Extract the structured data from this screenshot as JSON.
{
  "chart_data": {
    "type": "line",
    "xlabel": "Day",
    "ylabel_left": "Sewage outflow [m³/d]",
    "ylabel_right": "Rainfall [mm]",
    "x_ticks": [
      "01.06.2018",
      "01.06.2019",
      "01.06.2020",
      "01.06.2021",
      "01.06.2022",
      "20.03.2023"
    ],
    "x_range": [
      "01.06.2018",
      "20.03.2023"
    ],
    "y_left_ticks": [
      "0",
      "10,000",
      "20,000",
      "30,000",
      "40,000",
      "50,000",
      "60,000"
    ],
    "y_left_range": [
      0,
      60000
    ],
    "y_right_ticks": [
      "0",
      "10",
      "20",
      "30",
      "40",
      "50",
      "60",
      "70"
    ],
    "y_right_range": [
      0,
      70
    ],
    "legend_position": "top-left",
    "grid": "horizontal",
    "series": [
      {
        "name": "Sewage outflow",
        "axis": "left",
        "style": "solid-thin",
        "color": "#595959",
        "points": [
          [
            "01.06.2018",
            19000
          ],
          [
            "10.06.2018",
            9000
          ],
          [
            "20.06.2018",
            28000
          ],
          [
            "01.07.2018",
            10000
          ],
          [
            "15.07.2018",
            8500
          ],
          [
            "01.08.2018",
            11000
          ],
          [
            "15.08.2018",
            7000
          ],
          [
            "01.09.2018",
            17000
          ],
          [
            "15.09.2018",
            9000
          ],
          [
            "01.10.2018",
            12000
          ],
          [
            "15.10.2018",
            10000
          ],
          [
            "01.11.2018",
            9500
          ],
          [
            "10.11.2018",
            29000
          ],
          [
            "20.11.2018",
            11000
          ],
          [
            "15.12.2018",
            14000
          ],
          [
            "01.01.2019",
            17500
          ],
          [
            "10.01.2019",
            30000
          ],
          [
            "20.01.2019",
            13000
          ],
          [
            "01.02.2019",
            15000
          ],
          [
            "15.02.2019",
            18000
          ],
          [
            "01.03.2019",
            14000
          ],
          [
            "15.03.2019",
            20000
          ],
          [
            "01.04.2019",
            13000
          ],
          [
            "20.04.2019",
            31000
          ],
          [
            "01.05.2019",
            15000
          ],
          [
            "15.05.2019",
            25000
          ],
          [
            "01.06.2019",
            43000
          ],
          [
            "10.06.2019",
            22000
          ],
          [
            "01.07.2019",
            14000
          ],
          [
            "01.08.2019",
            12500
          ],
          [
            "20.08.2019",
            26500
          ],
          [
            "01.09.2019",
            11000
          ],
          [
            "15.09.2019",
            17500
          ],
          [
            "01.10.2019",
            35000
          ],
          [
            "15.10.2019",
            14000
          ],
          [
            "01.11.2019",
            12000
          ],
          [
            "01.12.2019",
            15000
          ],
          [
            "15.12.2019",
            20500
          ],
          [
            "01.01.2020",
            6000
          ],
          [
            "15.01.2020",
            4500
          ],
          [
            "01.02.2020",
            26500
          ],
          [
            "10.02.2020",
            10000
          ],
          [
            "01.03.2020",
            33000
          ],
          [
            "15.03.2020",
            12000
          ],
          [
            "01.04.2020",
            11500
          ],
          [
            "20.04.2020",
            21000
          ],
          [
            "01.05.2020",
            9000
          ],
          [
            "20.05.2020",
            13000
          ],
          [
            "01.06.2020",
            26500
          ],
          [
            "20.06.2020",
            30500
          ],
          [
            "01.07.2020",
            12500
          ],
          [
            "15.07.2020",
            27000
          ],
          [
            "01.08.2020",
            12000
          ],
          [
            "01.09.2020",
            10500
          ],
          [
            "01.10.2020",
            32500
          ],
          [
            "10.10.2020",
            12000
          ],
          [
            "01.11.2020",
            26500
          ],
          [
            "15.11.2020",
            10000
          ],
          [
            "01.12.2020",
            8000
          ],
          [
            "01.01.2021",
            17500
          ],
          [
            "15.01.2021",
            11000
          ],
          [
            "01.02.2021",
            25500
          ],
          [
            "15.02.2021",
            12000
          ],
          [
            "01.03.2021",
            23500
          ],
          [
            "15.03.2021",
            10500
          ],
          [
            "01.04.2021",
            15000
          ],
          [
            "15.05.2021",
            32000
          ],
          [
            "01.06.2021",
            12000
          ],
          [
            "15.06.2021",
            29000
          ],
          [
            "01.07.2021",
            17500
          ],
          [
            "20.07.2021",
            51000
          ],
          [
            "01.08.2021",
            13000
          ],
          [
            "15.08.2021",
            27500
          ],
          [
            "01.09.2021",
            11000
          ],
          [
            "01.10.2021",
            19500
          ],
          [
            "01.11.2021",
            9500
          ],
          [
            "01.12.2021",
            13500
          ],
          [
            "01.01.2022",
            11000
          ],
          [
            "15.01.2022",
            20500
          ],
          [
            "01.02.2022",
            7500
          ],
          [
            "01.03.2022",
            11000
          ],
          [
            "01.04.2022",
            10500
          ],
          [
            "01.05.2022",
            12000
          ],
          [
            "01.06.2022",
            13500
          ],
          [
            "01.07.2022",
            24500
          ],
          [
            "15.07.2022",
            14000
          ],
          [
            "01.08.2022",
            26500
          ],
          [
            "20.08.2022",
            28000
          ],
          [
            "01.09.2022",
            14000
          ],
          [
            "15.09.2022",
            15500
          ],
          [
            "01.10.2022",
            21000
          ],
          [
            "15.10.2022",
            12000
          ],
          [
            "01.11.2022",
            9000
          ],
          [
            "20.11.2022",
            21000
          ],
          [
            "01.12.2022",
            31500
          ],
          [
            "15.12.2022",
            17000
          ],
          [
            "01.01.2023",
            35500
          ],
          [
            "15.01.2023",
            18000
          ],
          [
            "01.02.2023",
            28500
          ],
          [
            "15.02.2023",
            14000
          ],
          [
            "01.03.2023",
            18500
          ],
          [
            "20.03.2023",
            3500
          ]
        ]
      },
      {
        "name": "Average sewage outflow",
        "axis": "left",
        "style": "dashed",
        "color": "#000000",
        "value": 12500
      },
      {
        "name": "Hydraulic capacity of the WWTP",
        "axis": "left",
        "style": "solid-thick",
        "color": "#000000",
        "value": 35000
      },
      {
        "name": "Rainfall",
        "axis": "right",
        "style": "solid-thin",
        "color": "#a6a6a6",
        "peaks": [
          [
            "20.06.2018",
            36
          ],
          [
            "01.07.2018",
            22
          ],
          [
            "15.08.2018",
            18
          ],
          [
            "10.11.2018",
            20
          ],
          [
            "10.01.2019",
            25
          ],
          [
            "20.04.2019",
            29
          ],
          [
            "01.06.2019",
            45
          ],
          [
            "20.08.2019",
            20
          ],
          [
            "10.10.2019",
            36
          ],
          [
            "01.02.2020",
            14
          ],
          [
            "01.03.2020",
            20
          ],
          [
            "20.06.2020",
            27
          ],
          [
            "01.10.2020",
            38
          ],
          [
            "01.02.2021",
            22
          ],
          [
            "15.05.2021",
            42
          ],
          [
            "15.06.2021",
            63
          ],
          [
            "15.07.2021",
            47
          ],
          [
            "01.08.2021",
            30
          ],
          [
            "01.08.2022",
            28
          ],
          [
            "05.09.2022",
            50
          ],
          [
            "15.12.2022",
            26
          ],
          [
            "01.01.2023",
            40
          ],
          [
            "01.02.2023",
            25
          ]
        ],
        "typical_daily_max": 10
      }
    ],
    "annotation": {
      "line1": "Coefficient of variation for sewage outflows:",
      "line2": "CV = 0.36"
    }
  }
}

============================================================

● TASK DESCRIPTION
Extract each line of the material exactly as it stands.

● COMPLETE ANSWER
Extract the structured data from this screenshot as JSON.
{
  "chart_data": {
    "type": "line",
    "xlabel": "Day",
    "ylabel_left": "Sewage outflow [m³/d]",
    "ylabel_right": "Rainfall [mm]",
    "x_ticks": [
      "01.06.2018",
      "01.06.2019",
      "01.06.2020",
      "01.06.2021",
      "01.06.2022",
      "20.03.2023"
    ],
    "x_range": [
      "01.06.2018",
      "20.03.2023"
    ],
    "y_left_ticks": [
      "0",
      "10,000",
      "20,000",
      "30,000",
      "40,000",
      "50,000",
      "60,000"
    ],
    "y_left_range": [
      0,
      60000
    ],
    "y_right_ticks": [
      "0",
      "10",
      "20",
      "30",
      "40",
      "50",
      "60",
      "70"
    ],
    "y_right_range": [
      0,
      70
    ],
    "legend_position": "top-left",
    "grid": "horizontal",
    "series": [
      {
        "name": "Sewage outflow",
        "axis": "left",
        "style": "solid-thin",
        "color": "#595959",
        "points": [
          [
            "01.06.2018",
            19000
          ],
          [
            "10.06.2018",
            9000
          ],
          [
            "20.06.2018",
            28000
          ],
          [
            "01.07.2018",
            10000
          ],
          [
            "15.07.2018",
            8500
          ],
          [
            "01.08.2018",
            11000
          ],
          [
            "15.08.2018",
            7000
          ],
          [
            "01.09.2018",
            17000
          ],
          [
            "15.09.2018",
            9000
          ],
          [
            "01.10.2018",
            12000
          ],
          [
            "15.10.2018",
            10000
          ],
          [
            "01.11.2018",
            9500
          ],
          [
            "10.11.2018",
            29000
          ],
          [
            "20.11.2018",
            11000
          ],
          [
            "15.12.2018",
            14000
          ],
          [
            "01.01.2019",
            17500
          ],
          [
            "10.01.2019",
            30000
          ],
          [
            "20.01.2019",
            13000
          ],
          [
            "01.02.2019",
            15000
          ],
          [
            "15.02.2019",
            18000
          ],
          [
            "01.03.2019",
            14000
          ],
          [
            "15.03.2019",
            20000
          ],
          [
            "01.04.2019",
            13000
          ],
          [
            "20.04.2019",
            31000
          ],
          [
            "01.05.2019",
            15000
          ],
          [
            "15.05.2019",
            25000
          ],
          [
            "01.06.2019",
            43000
          ],
          [
            "10.06.2019",
            22000
          ],
          [
            "01.07.2019",
            14000
          ],
          [
            "01.08.2019",
            12500
          ],
          [
            "20.08.2019",
            26500
          ],
          [
            "01.09.2019",
            11000
          ],
          [
            "15.09.2019",
            17500
          ],
          [
            "01.10.2019",
            35000
          ],
          [
            "15.10.2019",
            14000
          ],
          [
            "01.11.2019",
            12000
          ],
          [
            "01.12.2019",
            15000
          ],
          [
            "15.12.2019",
            20500
          ],
          [
            "01.01.2020",
            6000
          ],
          [
            "15.01.2020",
            4500
          ],
          [
            "01.02.2020",
            26500
          ],
          [
            "10.02.2020",
            10000
          ],
          [
            "01.03.2020",
            33000
          ],
          [
            "15.03.2020",
            12000
          ],
          [
            "01.04.2020",
            11500
          ],
          [
            "20.04.2020",
            21000
          ],
          [
            "01.05.2020",
            9000
          ],
          [
            "20.05.2020",
            13000
          ],
          [
            "01.06.2020",
            26500
          ],
          [
            "20.06.2020",
            30500
          ],
          [
            "01.07.2020",
            12500
          ],
          [
            "15.07.2020",
            27000
          ],
          [
            "01.08.2020",
            12000
          ],
          [
            "01.09.2020",
            10500
          ],
          [
            "01.10.2020",
            32500
          ],
          [
            "10.10.2020",
            12000
          ],
          [
            "01.11.2020",
            26500
          ],
          [
            "15.11.2020",
            10000
          ],
          [
            "01.12.2020",
            8000
          ],
          [
            "01.01.2021",
            17500
          ],
          [
            "15.01.2021",
            11000
          ],
          [
            "01.02.2021",
            25500
          ],
          [
            "15.02.2021",
            12000
          ],
          [
            "01.03.2021",
            23500
          ],
          [
            "15.03.2021",
            10500
          ],
          [
            "01.04.2021",
            15000
          ],
          [
            "15.05.2021",
            32000
          ],
          [
            "01.06.2021",
            12000
          ],
          [
            "15.06.2021",
            29000
          ],
          [
            "01.07.2021",
            17500
          ],
          [
            "20.07.2021",
            51000
          ],
          [
            "01.08.2021",
            13000
          ],
          [
            "15.08.2021",
            27500
          ],
          [
            "01.09.2021",
            11000
          ],
          [
            "01.10.2021",
            19500
          ],
          [
            "01.11.2021",
            9500
          ],
          [
            "01.12.2021",
            13500
          ],
          [
            "01.01.2022",
            11000
          ],
          [
            "15.01.2022",
            20500
          ],
          [
            "01.02.2022",
            7500
          ],
          [
            "01.03.2022",
            11000
          ],
          [
            "01.04.2022",
            10500
          ],
          [
            "01.05.2022",
            12000
          ],
          [
            "01.06.2022",
            13500
          ],
          [
            "01.07.2022",
            24500
          ],
          [
            "15.07.2022",
            14000
          ],
          [
            "01.08.2022",
            26500
          ],
          [
            "20.08.2022",
            28000
          ],
          [
            "01.09.2022",
            14000
          ],
          [
            "15.09.2022",
            15500
          ],
          [
            "01.10.2022",
            21000
          ],
          [
            "15.10.2022",
            12000
          ],
          [
            "01.11.2022",
            9000
          ],
          [
            "20.11.2022",
            21000
          ],
          [
            "01.12.2022",
            31500
          ],
          [
            "15.12.2022",
            17000
          ],
          [
            "01.01.2023",
            35500
          ],
          [
            "15.01.2023",
            18000
          ],
          [
            "01.02.2023",
            28500
          ],
          [
            "15.02.2023",
            14000
          ],
          [
            "01.03.2023",
            18500
          ],
          [
            "20.03.2023",
            3500
          ]
        ]
      },
      {
        "name": "Average sewage outflow",
        "axis": "left",
        "style": "dashed",
        "color": "#000000",
        "value": 12500
      },
      {
        "name": "Hydraulic capacity of the WWTP",
        "axis": "left",
        "style": "solid-thick",
        "color": "#000000",
        "value": 35000
      },
      {
        "name": "Rainfall",
        "axis": "right",
        "style": "solid-thin",
        "color": "#a6a6a6",
        "peaks": [
          [
            "20.06.2018",
            36
          ],
          [
            "01.07.2018",
            22
          ],
          [
            "15.08.2018",
            18
          ],
          [
            "10.11.2018",
            20
          ],
          [
            "10.01.2019",
            25
          ],
          [
            "20.04.2019",
            29
          ],
          [
            "01.06.2019",
            45
          ],
          [
            "20.08.2019",
            20
          ],
          [
            "10.10.2019",
            36
          ],
          [
            "01.02.2020",
            14
          ],
          [
            "01.03.2020",
            20
          ],
          [
            "20.06.2020",
            27
          ],
          [
            "01.10.2020",
            38
          ],
          [
            "01.02.2021",
            22
          ],
          [
            "15.05.2021",
            42
          ],
          [
            "15.06.2021",
            63
          ],
          [
            "15.07.2021",
            47
          ],
          [
            "01.08.2021",
            30
          ],
          [
            "01.08.2022",
            28
          ],
          [
            "05.09.2022",
            50
          ],
          [
            "15.12.2022",
            26
          ],
          [
            "01.01.2023",
            40
          ],
          [
            "01.02.2023",
            25
          ]
        ],
        "typical_daily_max": 10
      }
    ],
    "annotation": {
      "line1": "Coefficient of variation for sewage outflows:",
      "line2": "CV = 0.36"
    }
  }
}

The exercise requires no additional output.